# Exercise directions
Write out all the entries below without any change.

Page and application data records
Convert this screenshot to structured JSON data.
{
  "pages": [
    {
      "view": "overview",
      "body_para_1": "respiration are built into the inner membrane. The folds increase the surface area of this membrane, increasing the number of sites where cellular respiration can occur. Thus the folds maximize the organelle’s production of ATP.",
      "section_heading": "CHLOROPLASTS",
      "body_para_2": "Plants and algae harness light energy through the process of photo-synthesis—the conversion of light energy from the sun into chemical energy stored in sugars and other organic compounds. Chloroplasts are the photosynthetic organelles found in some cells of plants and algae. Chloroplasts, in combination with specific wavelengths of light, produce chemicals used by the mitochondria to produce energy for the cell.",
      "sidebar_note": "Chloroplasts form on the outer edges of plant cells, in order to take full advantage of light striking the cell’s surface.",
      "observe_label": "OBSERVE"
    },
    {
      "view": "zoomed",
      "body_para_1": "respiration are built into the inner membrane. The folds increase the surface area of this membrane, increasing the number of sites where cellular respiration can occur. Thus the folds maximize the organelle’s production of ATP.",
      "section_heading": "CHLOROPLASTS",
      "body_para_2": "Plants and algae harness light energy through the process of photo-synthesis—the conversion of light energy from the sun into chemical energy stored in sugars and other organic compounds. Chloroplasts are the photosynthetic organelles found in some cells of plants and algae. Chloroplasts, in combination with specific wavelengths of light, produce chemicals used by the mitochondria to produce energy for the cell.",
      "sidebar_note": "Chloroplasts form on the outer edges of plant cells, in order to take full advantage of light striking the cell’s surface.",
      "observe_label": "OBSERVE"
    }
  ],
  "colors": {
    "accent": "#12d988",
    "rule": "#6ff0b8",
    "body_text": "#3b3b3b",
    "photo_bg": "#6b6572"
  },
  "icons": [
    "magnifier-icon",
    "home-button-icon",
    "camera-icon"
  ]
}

# Solution below
Convert this screenshot to structured JSON data.
{
  "pages": [
    {
      "view": "overview",
      "body_para_1": "respiration are built into the inner membrane. The folds increase the surface area of this membrane, increasing the number of sites where cellular respiration can occur. Thus the folds maximize the organelle’s production of ATP.",
      "section_heading": "CHLOROPLASTS",
      "body_para_2": "Plants and algae harness light energy through the process of photo-synthesis—the conversion of light energy from the sun into chemical energy stored in sugars and other organic compounds. Chloroplasts are the photosynthetic organelles found in some cells of plants and algae. Chloroplasts, in combination with specific wavelengths of light, produce chemicals used by the mitochondria to produce energy for the cell.",
      "sidebar_note": "Chloroplasts form on the outer edges of plant cells, in order to take full advantage of light striking the cell’s surface.",
      "observe_label": "OBSERVE"
    },
    {
      "view": "zoomed",
      "body_para_1": "respiration are built into the inner membrane. The folds increase the surface area of this membrane, increasing the number of sites where cellular respiration can occur. Thus the folds maximize the organelle’s production of ATP.",
      "section_heading": "CHLOROPLASTS",
      "body_para_2": "Plants and algae harness light energy through the process of photo-synthesis—the conversion of light energy from the sun into chemical energy stored in sugars and other organic compounds. Chloroplasts are the photosynthetic organelles found in some cells of plants and algae. Chloroplasts, in combination with specific wavelengths of light, produce chemicals used by the mitochondria to produce energy for the cell.",
      "sidebar_note": "Chloroplasts form on the outer edges of plant cells, in order to take full advantage of light striking the cell’s surface.",
      "observe_label": "OBSERVE"
    }
  ],
  "colors": {
    "accent": "#12d988",
    "rule": "#6ff0b8",
    "body_text": "#3b3b3b",
    "photo_bg": "#6b6572"
  },
  "icons": [
    "magnifier-icon",
    "home-button-icon",
    "camera-icon"
  ]
}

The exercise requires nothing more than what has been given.